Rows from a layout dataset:
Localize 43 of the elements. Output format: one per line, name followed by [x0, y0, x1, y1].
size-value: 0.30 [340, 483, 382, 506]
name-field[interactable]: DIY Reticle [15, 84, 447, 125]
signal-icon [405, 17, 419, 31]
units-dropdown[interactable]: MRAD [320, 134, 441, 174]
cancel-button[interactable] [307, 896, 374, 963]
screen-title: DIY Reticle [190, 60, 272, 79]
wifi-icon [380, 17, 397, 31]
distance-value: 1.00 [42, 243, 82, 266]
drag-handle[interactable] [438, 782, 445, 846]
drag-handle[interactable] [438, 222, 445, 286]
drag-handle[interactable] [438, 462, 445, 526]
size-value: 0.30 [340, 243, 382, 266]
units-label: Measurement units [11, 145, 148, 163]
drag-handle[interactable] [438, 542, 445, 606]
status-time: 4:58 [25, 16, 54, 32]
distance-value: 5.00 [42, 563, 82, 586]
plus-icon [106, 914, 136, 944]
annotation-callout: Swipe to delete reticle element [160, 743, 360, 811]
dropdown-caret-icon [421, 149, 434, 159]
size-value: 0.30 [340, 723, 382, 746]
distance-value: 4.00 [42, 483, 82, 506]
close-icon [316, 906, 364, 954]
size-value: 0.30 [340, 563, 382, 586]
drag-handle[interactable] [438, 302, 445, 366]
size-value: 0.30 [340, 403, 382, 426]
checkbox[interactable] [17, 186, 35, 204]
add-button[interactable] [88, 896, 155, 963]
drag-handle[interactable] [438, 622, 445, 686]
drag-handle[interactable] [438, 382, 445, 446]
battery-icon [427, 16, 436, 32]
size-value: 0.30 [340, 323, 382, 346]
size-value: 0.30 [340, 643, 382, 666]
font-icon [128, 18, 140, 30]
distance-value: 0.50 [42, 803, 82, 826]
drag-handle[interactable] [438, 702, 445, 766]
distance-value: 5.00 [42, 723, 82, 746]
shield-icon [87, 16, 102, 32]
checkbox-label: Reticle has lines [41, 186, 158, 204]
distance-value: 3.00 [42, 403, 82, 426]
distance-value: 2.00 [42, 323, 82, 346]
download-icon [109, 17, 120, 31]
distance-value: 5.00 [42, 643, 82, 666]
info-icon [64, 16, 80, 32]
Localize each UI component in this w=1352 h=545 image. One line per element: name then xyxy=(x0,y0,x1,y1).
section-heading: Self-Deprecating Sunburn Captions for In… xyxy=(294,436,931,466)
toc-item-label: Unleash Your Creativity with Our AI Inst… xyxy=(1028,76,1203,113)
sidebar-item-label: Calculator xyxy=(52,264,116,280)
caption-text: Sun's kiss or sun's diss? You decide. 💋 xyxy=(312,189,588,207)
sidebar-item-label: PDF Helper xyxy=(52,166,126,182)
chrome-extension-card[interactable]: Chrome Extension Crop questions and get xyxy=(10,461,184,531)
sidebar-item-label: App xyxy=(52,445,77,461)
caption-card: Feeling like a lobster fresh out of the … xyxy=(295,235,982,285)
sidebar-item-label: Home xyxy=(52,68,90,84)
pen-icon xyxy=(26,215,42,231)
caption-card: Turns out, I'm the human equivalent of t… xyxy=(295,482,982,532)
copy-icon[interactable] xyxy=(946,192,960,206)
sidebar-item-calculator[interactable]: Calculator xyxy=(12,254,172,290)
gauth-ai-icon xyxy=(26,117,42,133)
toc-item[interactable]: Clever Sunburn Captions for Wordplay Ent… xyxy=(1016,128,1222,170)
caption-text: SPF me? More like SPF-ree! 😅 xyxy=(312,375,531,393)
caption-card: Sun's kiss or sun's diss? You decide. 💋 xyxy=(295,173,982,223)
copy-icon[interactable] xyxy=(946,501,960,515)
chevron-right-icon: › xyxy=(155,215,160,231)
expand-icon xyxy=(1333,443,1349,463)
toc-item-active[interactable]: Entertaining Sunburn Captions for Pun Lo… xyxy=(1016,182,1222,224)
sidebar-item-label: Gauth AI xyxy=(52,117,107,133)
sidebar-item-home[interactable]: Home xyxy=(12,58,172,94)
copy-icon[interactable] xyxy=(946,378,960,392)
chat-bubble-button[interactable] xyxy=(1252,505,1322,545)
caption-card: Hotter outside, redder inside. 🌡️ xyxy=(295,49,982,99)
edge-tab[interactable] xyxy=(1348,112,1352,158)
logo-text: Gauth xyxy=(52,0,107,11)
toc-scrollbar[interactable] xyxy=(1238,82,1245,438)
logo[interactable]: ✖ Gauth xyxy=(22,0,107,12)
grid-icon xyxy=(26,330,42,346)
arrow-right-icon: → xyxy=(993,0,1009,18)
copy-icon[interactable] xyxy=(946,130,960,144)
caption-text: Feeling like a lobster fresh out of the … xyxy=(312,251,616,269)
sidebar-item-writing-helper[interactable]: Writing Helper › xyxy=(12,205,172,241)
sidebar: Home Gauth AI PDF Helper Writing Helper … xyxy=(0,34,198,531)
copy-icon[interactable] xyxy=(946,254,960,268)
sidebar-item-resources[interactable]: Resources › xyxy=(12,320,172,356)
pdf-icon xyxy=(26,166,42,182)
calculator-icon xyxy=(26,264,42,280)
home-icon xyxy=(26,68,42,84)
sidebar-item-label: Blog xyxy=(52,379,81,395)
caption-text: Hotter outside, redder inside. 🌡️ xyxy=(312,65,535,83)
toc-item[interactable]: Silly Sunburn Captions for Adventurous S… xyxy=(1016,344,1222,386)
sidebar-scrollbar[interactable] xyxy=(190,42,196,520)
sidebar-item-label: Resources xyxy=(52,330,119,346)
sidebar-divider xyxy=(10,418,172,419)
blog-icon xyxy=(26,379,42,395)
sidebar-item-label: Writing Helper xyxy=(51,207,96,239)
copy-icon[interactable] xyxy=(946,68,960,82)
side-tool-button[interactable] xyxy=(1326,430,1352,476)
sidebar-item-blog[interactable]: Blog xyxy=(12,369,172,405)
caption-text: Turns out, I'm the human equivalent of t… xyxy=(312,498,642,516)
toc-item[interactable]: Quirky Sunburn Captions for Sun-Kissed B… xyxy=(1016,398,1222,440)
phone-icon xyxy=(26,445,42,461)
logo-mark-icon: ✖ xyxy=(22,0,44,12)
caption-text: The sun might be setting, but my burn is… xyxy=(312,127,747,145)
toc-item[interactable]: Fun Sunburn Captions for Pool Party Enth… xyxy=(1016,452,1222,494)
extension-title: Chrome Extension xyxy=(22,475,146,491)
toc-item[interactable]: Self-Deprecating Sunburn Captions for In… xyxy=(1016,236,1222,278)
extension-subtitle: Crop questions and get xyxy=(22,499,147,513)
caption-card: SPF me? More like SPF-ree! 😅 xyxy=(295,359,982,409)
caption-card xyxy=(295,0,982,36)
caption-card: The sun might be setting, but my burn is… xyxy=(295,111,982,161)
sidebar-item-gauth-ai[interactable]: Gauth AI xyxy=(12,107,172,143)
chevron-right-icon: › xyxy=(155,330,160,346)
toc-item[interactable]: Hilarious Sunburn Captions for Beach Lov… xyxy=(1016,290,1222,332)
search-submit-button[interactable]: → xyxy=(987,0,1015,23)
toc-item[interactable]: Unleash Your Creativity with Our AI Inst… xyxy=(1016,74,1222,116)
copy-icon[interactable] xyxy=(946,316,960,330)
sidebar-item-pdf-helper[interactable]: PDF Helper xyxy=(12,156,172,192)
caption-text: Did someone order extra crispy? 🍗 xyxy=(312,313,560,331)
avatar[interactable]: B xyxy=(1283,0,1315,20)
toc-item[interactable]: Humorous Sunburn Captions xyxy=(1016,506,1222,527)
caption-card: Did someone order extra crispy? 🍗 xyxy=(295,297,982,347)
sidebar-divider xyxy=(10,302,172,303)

Directions for this task:
Repeat all of the items above, swapping each occurrence of "drag-handle" for "reorder-handle" and keeping everything else the same.

Solution to the exercise:
Localize 43 of the elements. Output format: one per line, name followed by [x0, y0, x1, y1].
size-value: 0.30 [340, 483, 382, 506]
name-field[interactable]: DIY Reticle [15, 84, 447, 125]
signal-icon [405, 17, 419, 31]
units-dropdown[interactable]: MRAD [320, 134, 441, 174]
cancel-button[interactable] [307, 896, 374, 963]
screen-title: DIY Reticle [190, 60, 272, 79]
wifi-icon [380, 17, 397, 31]
distance-value: 1.00 [42, 243, 82, 266]
reorder-handle[interactable] [438, 782, 445, 846]
reorder-handle[interactable] [438, 222, 445, 286]
reorder-handle[interactable] [438, 462, 445, 526]
size-value: 0.30 [340, 243, 382, 266]
units-label: Measurement units [11, 145, 148, 163]
reorder-handle[interactable] [438, 542, 445, 606]
status-time: 4:58 [25, 16, 54, 32]
distance-value: 5.00 [42, 563, 82, 586]
plus-icon [106, 914, 136, 944]
annotation-callout: Swipe to delete reticle element [160, 743, 360, 811]
dropdown-caret-icon [421, 149, 434, 159]
size-value: 0.30 [340, 723, 382, 746]
distance-value: 4.00 [42, 483, 82, 506]
close-icon [316, 906, 364, 954]
size-value: 0.30 [340, 563, 382, 586]
reorder-handle[interactable] [438, 302, 445, 366]
size-value: 0.30 [340, 403, 382, 426]
checkbox[interactable] [17, 186, 35, 204]
add-button[interactable] [88, 896, 155, 963]
reorder-handle[interactable] [438, 622, 445, 686]
reorder-handle[interactable] [438, 382, 445, 446]
battery-icon [427, 16, 436, 32]
size-value: 0.30 [340, 323, 382, 346]
size-value: 0.30 [340, 643, 382, 666]
font-icon [128, 18, 140, 30]
distance-value: 0.50 [42, 803, 82, 826]
reorder-handle[interactable] [438, 702, 445, 766]
distance-value: 5.00 [42, 723, 82, 746]
shield-icon [87, 16, 102, 32]
checkbox-label: Reticle has lines [41, 186, 158, 204]
distance-value: 3.00 [42, 403, 82, 426]
distance-value: 2.00 [42, 323, 82, 346]
download-icon [109, 17, 120, 31]
distance-value: 5.00 [42, 643, 82, 666]
info-icon [64, 16, 80, 32]
Localize each UI component in this w=1352 h=545 image. One line per element: name then xyxy=(x0,y0,x1,y1).
section-heading: Self-Deprecating Sunburn Captions for In… xyxy=(294,436,931,466)
toc-item-label: Unleash Your Creativity with Our AI Inst… xyxy=(1028,76,1203,113)
sidebar-item-label: Calculator xyxy=(52,264,116,280)
caption-text: Sun's kiss or sun's diss? You decide. 💋 xyxy=(312,189,588,207)
sidebar-item-label: PDF Helper xyxy=(52,166,126,182)
chrome-extension-card[interactable]: Chrome Extension Crop questions and get xyxy=(10,461,184,531)
sidebar-item-label: App xyxy=(52,445,77,461)
caption-card: Feeling like a lobster fresh out of the … xyxy=(295,235,982,285)
sidebar-item-label: Home xyxy=(52,68,90,84)
pen-icon xyxy=(26,215,42,231)
caption-card: Turns out, I'm the human equivalent of t… xyxy=(295,482,982,532)
copy-icon[interactable] xyxy=(946,192,960,206)
sidebar-item-calculator[interactable]: Calculator xyxy=(12,254,172,290)
gauth-ai-icon xyxy=(26,117,42,133)
toc-item[interactable]: Clever Sunburn Captions for Wordplay Ent… xyxy=(1016,128,1222,170)
caption-text: SPF me? More like SPF-ree! 😅 xyxy=(312,375,531,393)
caption-card: Sun's kiss or sun's diss? You decide. 💋 xyxy=(295,173,982,223)
copy-icon[interactable] xyxy=(946,501,960,515)
chevron-right-icon: › xyxy=(155,215,160,231)
expand-icon xyxy=(1333,443,1349,463)
toc-item-active[interactable]: Entertaining Sunburn Captions for Pun Lo… xyxy=(1016,182,1222,224)
sidebar-item-label: Gauth AI xyxy=(52,117,107,133)
sidebar-item-home[interactable]: Home xyxy=(12,58,172,94)
copy-icon[interactable] xyxy=(946,378,960,392)
chat-bubble-button[interactable] xyxy=(1252,505,1322,545)
caption-card: Hotter outside, redder inside. 🌡️ xyxy=(295,49,982,99)
edge-tab[interactable] xyxy=(1348,112,1352,158)
logo-text: Gauth xyxy=(52,0,107,11)
toc-scrollbar[interactable] xyxy=(1238,82,1245,438)
logo[interactable]: ✖ Gauth xyxy=(22,0,107,12)
grid-icon xyxy=(26,330,42,346)
arrow-right-icon: → xyxy=(993,0,1009,18)
copy-icon[interactable] xyxy=(946,130,960,144)
caption-text: Feeling like a lobster fresh out of the … xyxy=(312,251,616,269)
sidebar-item-writing-helper[interactable]: Writing Helper › xyxy=(12,205,172,241)
sidebar: Home Gauth AI PDF Helper Writing Helper … xyxy=(0,34,198,531)
copy-icon[interactable] xyxy=(946,254,960,268)
sidebar-item-resources[interactable]: Resources › xyxy=(12,320,172,356)
pdf-icon xyxy=(26,166,42,182)
calculator-icon xyxy=(26,264,42,280)
home-icon xyxy=(26,68,42,84)
sidebar-item-label: Blog xyxy=(52,379,81,395)
caption-text: Hotter outside, redder inside. 🌡️ xyxy=(312,65,535,83)
toc-item[interactable]: Silly Sunburn Captions for Adventurous S… xyxy=(1016,344,1222,386)
sidebar-scrollbar[interactable] xyxy=(190,42,196,520)
sidebar-item-label: Resources xyxy=(52,330,119,346)
sidebar-divider xyxy=(10,418,172,419)
blog-icon xyxy=(26,379,42,395)
sidebar-item-label: Writing Helper xyxy=(51,207,96,239)
copy-icon[interactable] xyxy=(946,68,960,82)
side-tool-button[interactable] xyxy=(1326,430,1352,476)
sidebar-item-blog[interactable]: Blog xyxy=(12,369,172,405)
caption-text: Turns out, I'm the human equivalent of t… xyxy=(312,498,642,516)
toc-item[interactable]: Quirky Sunburn Captions for Sun-Kissed B… xyxy=(1016,398,1222,440)
phone-icon xyxy=(26,445,42,461)
logo-mark-icon: ✖ xyxy=(22,0,44,12)
caption-text: The sun might be setting, but my burn is… xyxy=(312,127,747,145)
toc-item[interactable]: Fun Sunburn Captions for Pool Party Enth… xyxy=(1016,452,1222,494)
extension-title: Chrome Extension xyxy=(22,475,146,491)
toc-item[interactable]: Self-Deprecating Sunburn Captions for In… xyxy=(1016,236,1222,278)
extension-subtitle: Crop questions and get xyxy=(22,499,147,513)
caption-card: SPF me? More like SPF-ree! 😅 xyxy=(295,359,982,409)
caption-card xyxy=(295,0,982,36)
caption-card: The sun might be setting, but my burn is… xyxy=(295,111,982,161)
sidebar-item-gauth-ai[interactable]: Gauth AI xyxy=(12,107,172,143)
chevron-right-icon: › xyxy=(155,330,160,346)
toc-item[interactable]: Hilarious Sunburn Captions for Beach Lov… xyxy=(1016,290,1222,332)
search-submit-button[interactable]: → xyxy=(987,0,1015,23)
toc-item[interactable]: Unleash Your Creativity with Our AI Inst… xyxy=(1016,74,1222,116)
copy-icon[interactable] xyxy=(946,316,960,330)
sidebar-item-pdf-helper[interactable]: PDF Helper xyxy=(12,156,172,192)
caption-text: Did someone order extra crispy? 🍗 xyxy=(312,313,560,331)
avatar[interactable]: B xyxy=(1283,0,1315,20)
toc-item[interactable]: Humorous Sunburn Captions xyxy=(1016,506,1222,527)
caption-card: Did someone order extra crispy? 🍗 xyxy=(295,297,982,347)
sidebar-divider xyxy=(10,302,172,303)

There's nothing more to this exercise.